DOCUMENT SEGMENT:
□ □ □ □
Across the growing season, the town’s new urban farmers harvested their crops and brought them to ‘kitchen playgrounds’: chef-led classes in neighbourhood centres across town in which people learned, cooked and ate recipes using butternut squash, tomatoes and other produce that they had grown.

Finally, in September, in the town’s main square, the growers came together in an epic ‘town meal’. It was part of a larger ‘country fair’ event – The Really Super Market – organised by Middlesbrough Council and Middlesbrough Institute of Modern Art and curated by artist Bob and Roberta Smith. The day challenged people to answer the question: ‘What’s the more important organ, the brain or the stomach?’

The final ‘harvest’ was brought in from containers across town. School cooks and youth groups prepared soup and salad from the produce. The town’s new urban farmers sampled the fruits of their labour and beat the artists in a closing game of ‘tug of war’.

People have learned a lot from participating in the urban farming initiative. Farmers working outside of the town are starting to understand that there is a market for fresh produce in the town. And residents of the town have tasted a new, more self-sufficient route to sustainability.

But perhaps more importantly, the town has set down a marker for others to follow in reducing the carbon footprint of food production, consumption and supply in our towns and cities.

For alongside the initiative, designers Katrin Bohn and Andre Viljoen have created an ‘edible map’ of Middlesbrough. They’ve drawn together where people grew produce as part of the initiative and existing allotment sites and farms on the edge of the town. Their map looks towards a new design for our towns and cities based upon the local production of food.
□ □ □ □
MATERIAL:
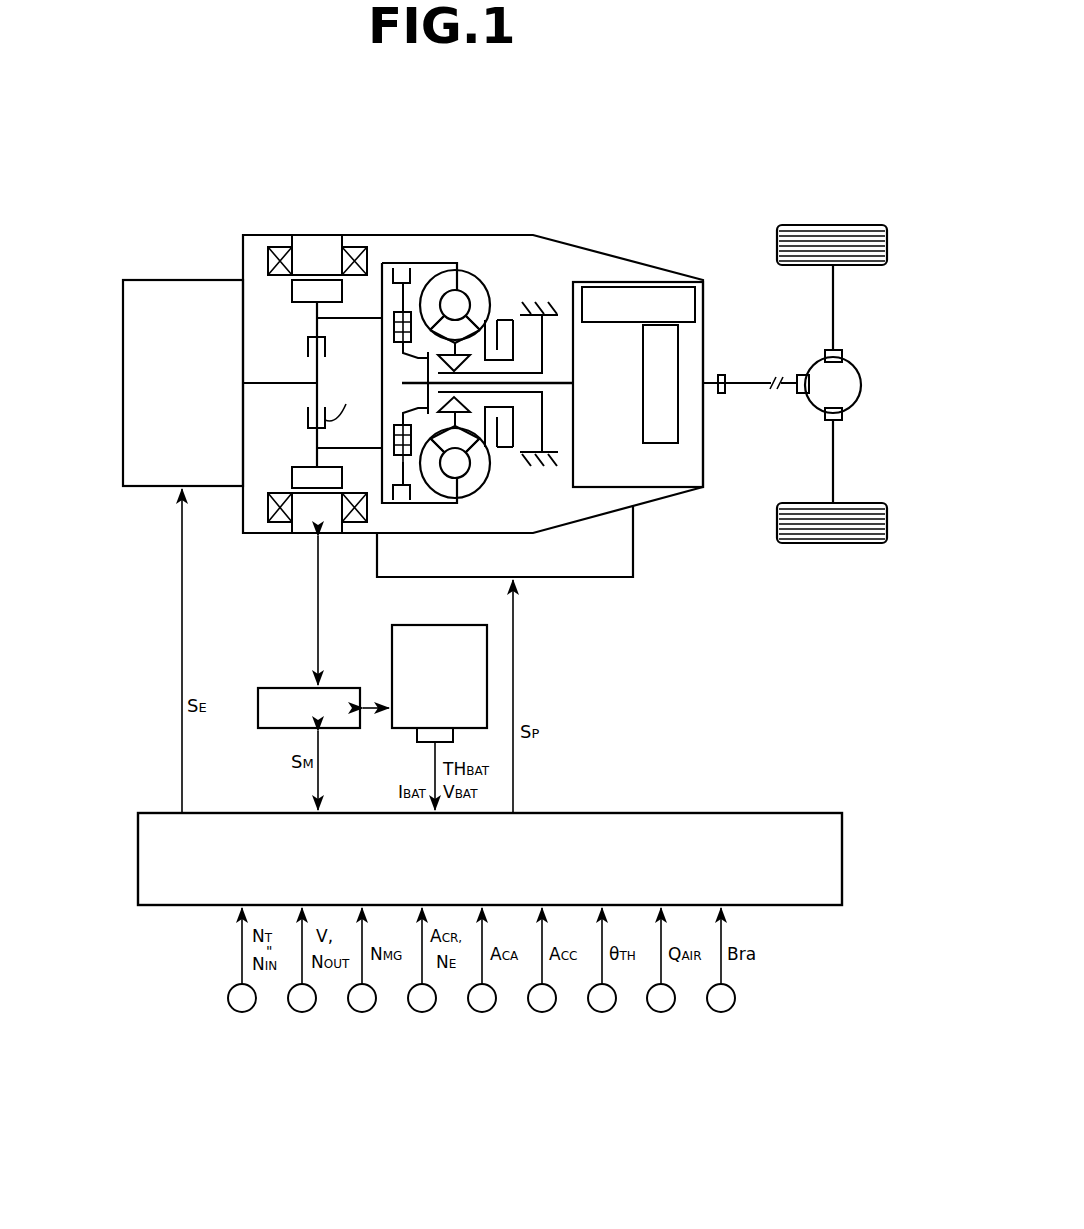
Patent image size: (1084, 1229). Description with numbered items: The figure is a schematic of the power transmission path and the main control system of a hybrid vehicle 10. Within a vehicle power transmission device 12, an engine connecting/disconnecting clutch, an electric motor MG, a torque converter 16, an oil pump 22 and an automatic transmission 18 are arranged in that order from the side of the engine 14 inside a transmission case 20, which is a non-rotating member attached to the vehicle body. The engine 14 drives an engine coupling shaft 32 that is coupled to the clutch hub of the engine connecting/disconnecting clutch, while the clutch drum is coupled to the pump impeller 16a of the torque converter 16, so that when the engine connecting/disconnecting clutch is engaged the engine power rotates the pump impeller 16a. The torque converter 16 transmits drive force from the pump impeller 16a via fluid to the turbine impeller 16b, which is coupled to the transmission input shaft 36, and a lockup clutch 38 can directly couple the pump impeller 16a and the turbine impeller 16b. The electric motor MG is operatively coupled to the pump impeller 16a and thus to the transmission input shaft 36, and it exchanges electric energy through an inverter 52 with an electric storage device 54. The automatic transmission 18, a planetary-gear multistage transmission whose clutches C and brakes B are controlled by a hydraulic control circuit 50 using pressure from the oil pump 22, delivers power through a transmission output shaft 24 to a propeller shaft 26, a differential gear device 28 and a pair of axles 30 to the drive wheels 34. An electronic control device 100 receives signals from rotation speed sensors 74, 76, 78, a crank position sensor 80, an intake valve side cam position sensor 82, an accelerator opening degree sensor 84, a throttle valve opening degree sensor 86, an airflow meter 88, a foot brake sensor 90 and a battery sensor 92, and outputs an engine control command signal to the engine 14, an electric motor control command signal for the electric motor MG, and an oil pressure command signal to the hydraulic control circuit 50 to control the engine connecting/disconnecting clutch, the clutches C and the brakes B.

The hybrid vehicle 10 is at (645, 146).
The vehicle power transmission device 12 is at (461, 191).
The engine 14 is at (148, 285).
The torque converter 16 is at (488, 269).
The pump impeller 16a is at (474, 477).
The turbine impeller 16b is at (431, 477).
The automatic transmission 18 is at (704, 332).
The transmission case 20 is at (483, 234).
The oil pump 22 is at (507, 438).
The transmission output shaft 24 is at (710, 378).
The propeller shaft 26 is at (750, 390).
The differential gear device 28 is at (846, 371).
The axles 30 is at (833, 307).
The engine coupling shaft 32 is at (279, 382).
The drive wheels 34 is at (781, 243).
The transmission input shaft 36 is at (559, 394).
The lockup clutch 38 is at (413, 275).
The hydraulic control circuit 50 is at (634, 543).
The inverter 52 is at (259, 720).
The electric storage device 54 is at (402, 630).
The rotation speed sensor 74 is at (242, 1012).
The rotation speed sensor 76 is at (302, 1012).
The rotation speed sensor 78 is at (362, 1012).
The crank position sensor 80 is at (422, 1012).
The intake valve side cam position sensor 82 is at (482, 1012).
The accelerator opening degree sensor 84 is at (542, 1012).
The throttle valve opening degree sensor 86 is at (602, 1012).
The airflow meter 88 is at (661, 1012).
The foot brake sensor 90 is at (721, 1012).
The battery sensor 92 is at (415, 735).
The electronic control device 100 is at (771, 825).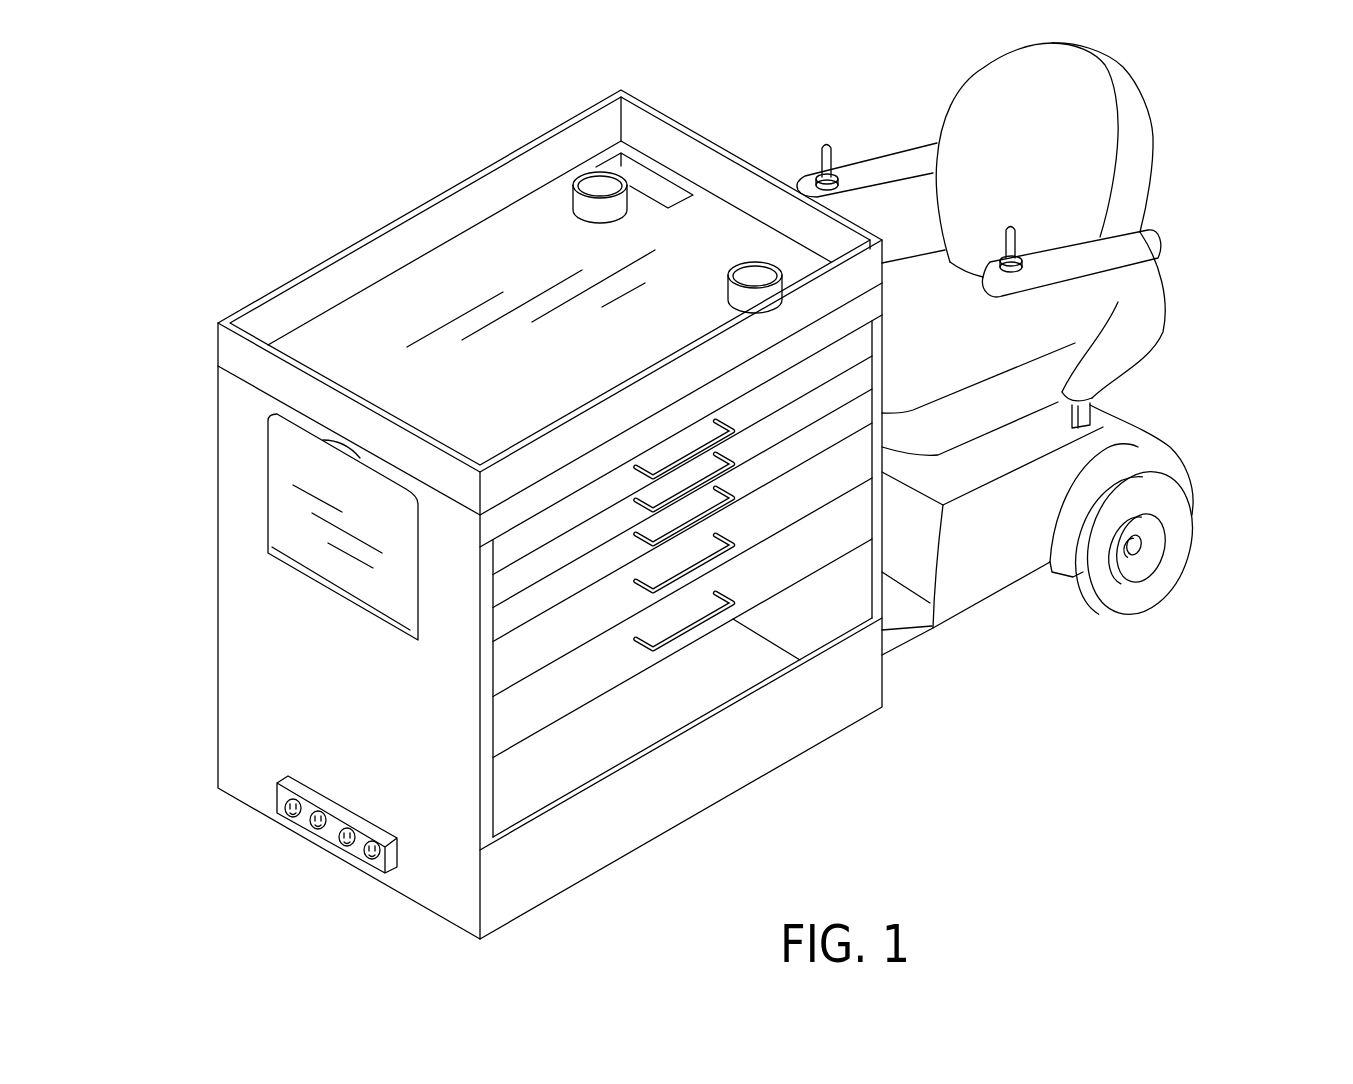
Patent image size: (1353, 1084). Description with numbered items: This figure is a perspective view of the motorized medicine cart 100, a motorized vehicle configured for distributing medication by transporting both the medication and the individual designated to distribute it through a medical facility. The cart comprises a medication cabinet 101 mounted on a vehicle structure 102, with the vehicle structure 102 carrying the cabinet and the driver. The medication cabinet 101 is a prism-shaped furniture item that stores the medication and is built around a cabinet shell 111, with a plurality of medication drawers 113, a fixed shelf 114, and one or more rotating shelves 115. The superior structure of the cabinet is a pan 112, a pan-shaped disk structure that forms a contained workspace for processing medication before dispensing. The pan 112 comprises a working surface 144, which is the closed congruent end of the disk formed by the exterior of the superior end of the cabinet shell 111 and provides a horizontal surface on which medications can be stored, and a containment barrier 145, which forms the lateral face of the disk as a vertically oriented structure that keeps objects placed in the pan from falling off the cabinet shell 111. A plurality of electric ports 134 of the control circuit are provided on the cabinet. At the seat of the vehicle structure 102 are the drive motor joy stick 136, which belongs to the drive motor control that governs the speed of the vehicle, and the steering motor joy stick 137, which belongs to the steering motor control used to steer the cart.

The motorized medicine cart 100 is at (201, 141).
The medication cabinet 101 is at (217, 452).
The vehicle structure 102 is at (1160, 437).
The cabinet shell 111 is at (217, 675).
The pan 112 is at (518, 223).
The medication drawers 113 is at (550, 530).
The fixed shelf 114 is at (730, 665).
The rotating shelf 115 is at (398, 607).
The electric ports 134 is at (357, 853).
The drive motor joy stick 136 is at (837, 148).
The steering motor joy stick 137 is at (1032, 232).
The working surface 144 is at (333, 318).
The containment barrier 145 is at (387, 250).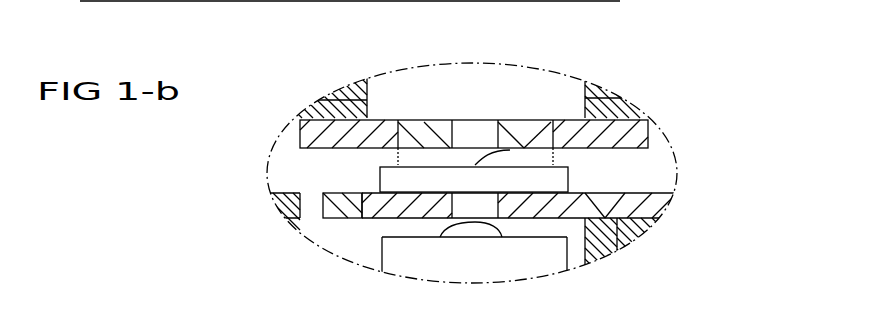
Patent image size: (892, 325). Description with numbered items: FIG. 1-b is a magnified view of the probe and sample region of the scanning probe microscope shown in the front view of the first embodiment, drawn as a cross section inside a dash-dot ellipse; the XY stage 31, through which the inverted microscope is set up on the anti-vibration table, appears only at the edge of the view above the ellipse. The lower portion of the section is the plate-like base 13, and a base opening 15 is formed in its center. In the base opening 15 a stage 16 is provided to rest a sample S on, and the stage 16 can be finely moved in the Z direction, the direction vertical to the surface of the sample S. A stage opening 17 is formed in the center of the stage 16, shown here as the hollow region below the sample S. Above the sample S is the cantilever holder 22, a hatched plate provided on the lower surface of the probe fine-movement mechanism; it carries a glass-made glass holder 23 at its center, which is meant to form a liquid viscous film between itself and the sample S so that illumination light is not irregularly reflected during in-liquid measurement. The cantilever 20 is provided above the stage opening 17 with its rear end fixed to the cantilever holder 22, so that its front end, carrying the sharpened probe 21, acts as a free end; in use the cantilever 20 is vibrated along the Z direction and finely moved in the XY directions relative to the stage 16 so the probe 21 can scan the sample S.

The base 13 is at (283, 197).
The base opening 15 is at (339, 218).
The stage 16 is at (577, 192).
The stage opening 17 is at (485, 242).
The cantilever 20 is at (505, 152).
The probe 21 is at (456, 157).
The cantilever holder 22 is at (640, 138).
The glass holder 23 is at (475, 165).
The sample S is at (390, 178).
The XY stage 31 is at (628, 2).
□ □ □ □
TASKS AND EXERCISES:
a: According to the passage on Middlesbrough's urban farming initiative, why can the town be said to have set down a marker for other towns and cities to follow?
b: Name every person the passage on Middlesbrough's urban farming initiative mentions by name.

RESULTS IN ORDER:
a: Alongside the initiative, designers Katrin Bohn and Andre Viljoen created an "edible map" of Middlesbrough. It brings together the places where people grew produce for the initiative with existing allotment sites and farms on the edge of the town. The map points toward a new design for towns and cities based on local food production.

b:
- Bob and Roberta Smith
- Katrin Bohn
- Andre Viljoen